# The request
Every record must be written out once more, with nothing added or omitted.

# The data
==*==

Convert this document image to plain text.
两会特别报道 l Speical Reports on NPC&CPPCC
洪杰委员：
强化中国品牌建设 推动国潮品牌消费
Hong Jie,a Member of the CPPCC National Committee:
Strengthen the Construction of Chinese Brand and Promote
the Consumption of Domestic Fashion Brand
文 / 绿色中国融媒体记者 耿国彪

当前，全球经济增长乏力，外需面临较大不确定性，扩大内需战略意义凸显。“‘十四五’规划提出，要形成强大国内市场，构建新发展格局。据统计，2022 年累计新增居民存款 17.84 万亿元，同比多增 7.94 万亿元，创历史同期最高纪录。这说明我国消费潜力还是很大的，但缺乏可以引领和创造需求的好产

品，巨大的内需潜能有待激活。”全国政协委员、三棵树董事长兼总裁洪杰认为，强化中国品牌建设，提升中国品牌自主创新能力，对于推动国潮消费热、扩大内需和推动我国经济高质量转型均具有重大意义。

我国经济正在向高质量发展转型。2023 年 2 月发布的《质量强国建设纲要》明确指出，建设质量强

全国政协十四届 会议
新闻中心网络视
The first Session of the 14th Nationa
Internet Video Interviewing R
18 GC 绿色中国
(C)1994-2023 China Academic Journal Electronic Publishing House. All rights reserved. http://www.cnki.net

==*==

# Answer in full
Convert this document image to plain text.
两会特别报道 l Speical Reports on NPC&CPPCC
洪杰委员：
强化中国品牌建设 推动国潮品牌消费
Hong Jie,a Member of the CPPCC National Committee:
Strengthen the Construction of Chinese Brand and Promote
the Consumption of Domestic Fashion Brand
文 / 绿色中国融媒体记者 耿国彪

当前，全球经济增长乏力，外需面临较大不确定性，扩大内需战略意义凸显。“‘十四五’规划提出，要形成强大国内市场，构建新发展格局。据统计，2022 年累计新增居民存款 17.84 万亿元，同比多增 7.94 万亿元，创历史同期最高纪录。这说明我国消费潜力还是很大的，但缺乏可以引领和创造需求的好产

品，巨大的内需潜能有待激活。”全国政协委员、三棵树董事长兼总裁洪杰认为，强化中国品牌建设，提升中国品牌自主创新能力，对于推动国潮消费热、扩大内需和推动我国经济高质量转型均具有重大意义。

我国经济正在向高质量发展转型。2023 年 2 月发布的《质量强国建设纲要》明确指出，建设质量强

全国政协十四届 会议
新闻中心网络视
The first Session of the 14th Nationa
Internet Video Interviewing R
18 GC 绿色中国
(C)1994-2023 China Academic Journal Electronic Publishing House. All rights reserved. http://www.cnki.net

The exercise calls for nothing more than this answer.